--- Recorded data ---
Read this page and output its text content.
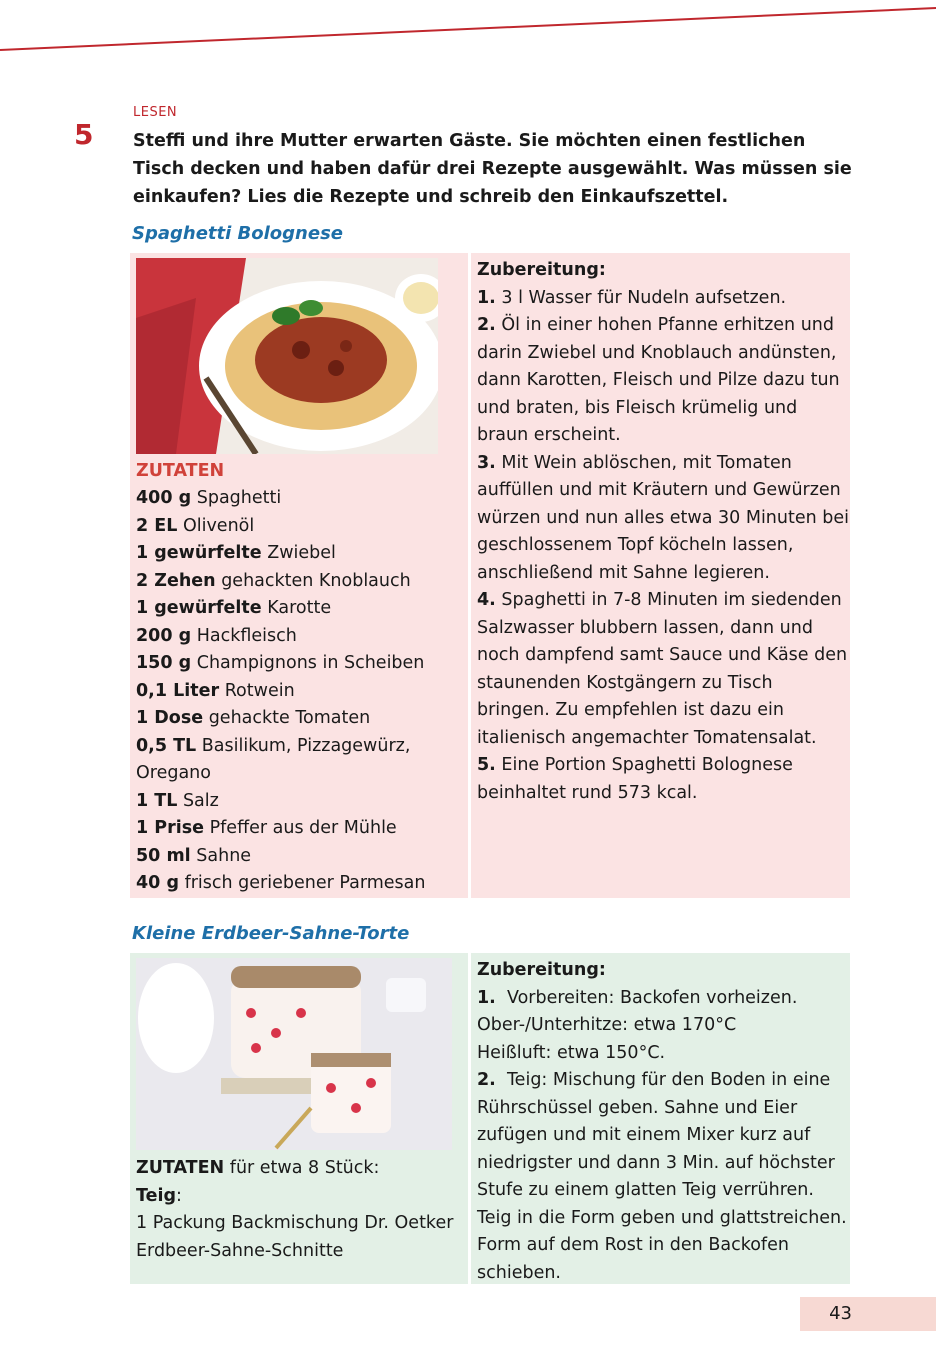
LESEN
5 Steffi und ihre Mutter erwarten Gäste. Sie möchten einen festlichen Tisch decken und haben dafür drei Rezepte ausgewählt. Was müssen sie einkaufen? Lies die Rezepte und schreib den Einkaufszettel.
Spaghetti Bolognese
ZUTATEN
400 g Spaghetti
2 EL Olivenöl
1 gewürfelte Zwiebel
2 Zehen gehackten Knoblauch
1 gewürfelte Karotte
200 g Hackfleisch
150 g Champignons in Scheiben
0,1 Liter Rotwein
1 Dose gehackte Tomaten
0,5 TL Basilikum, Pizzagewürz, Oregano
1 TL Salz
1 Prise Pfeffer aus der Mühle
50 ml Sahne
40 g frisch geriebener Parmesan
Zubereitung:
1. 3 l Wasser für Nudeln aufsetzen.
2. Öl in einer hohen Pfanne erhitzen und darin Zwiebel und Knoblauch andünsten, dann Karotten, Fleisch und Pilze dazu tun und braten, bis Fleisch krümelig und braun erscheint.
3. Mit Wein ablöschen, mit Tomaten auffüllen und mit Kräutern und Gewürzen würzen und nun alles etwa 30 Minuten bei geschlossenem Topf köcheln lassen, anschließend mit Sahne legieren.
4. Spaghetti in 7-8 Minuten im siedenden Salzwasser blubbern lassen, dann und noch dampfend samt Sauce und Käse den staunenden Kostgängern zu Tisch bringen. Zu empfehlen ist dazu ein italienisch angemachter Tomatensalat.
5. Eine Portion Spaghetti Bolognese beinhaltet rund 573 kcal.
Kleine Erdbeer-Sahne-Torte
ZUTATEN für etwa 8 Stück:
Teig:
1 Packung Backmischung Dr. Oetker Erdbeer-Sahne-Schnitte
Zubereitung:
1. Vorbereiten: Backofen vorheizen.
Ober-/Unterhitze: etwa 170°C
Heißluft: etwa 150°C.
2. Teig: Mischung für den Boden in eine Rührschüssel geben. Sahne und Eier zufügen und mit einem Mixer kurz auf niedrigster und dann 3 Min. auf höchster Stufe zu einem glatten Teig verrühren. Teig in die Form geben und glattstreichen. Form auf dem Rost in den Backofen schieben.
43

--- Requirements ---
Find and copy every line in the entries above where the string "Erdbeer" occurs.

--- The completed task ---
Kleine Erdbeer-Sahne-Torte
1 Packung Backmischung Dr. Oetker Erdbeer-Sahne-Schnitte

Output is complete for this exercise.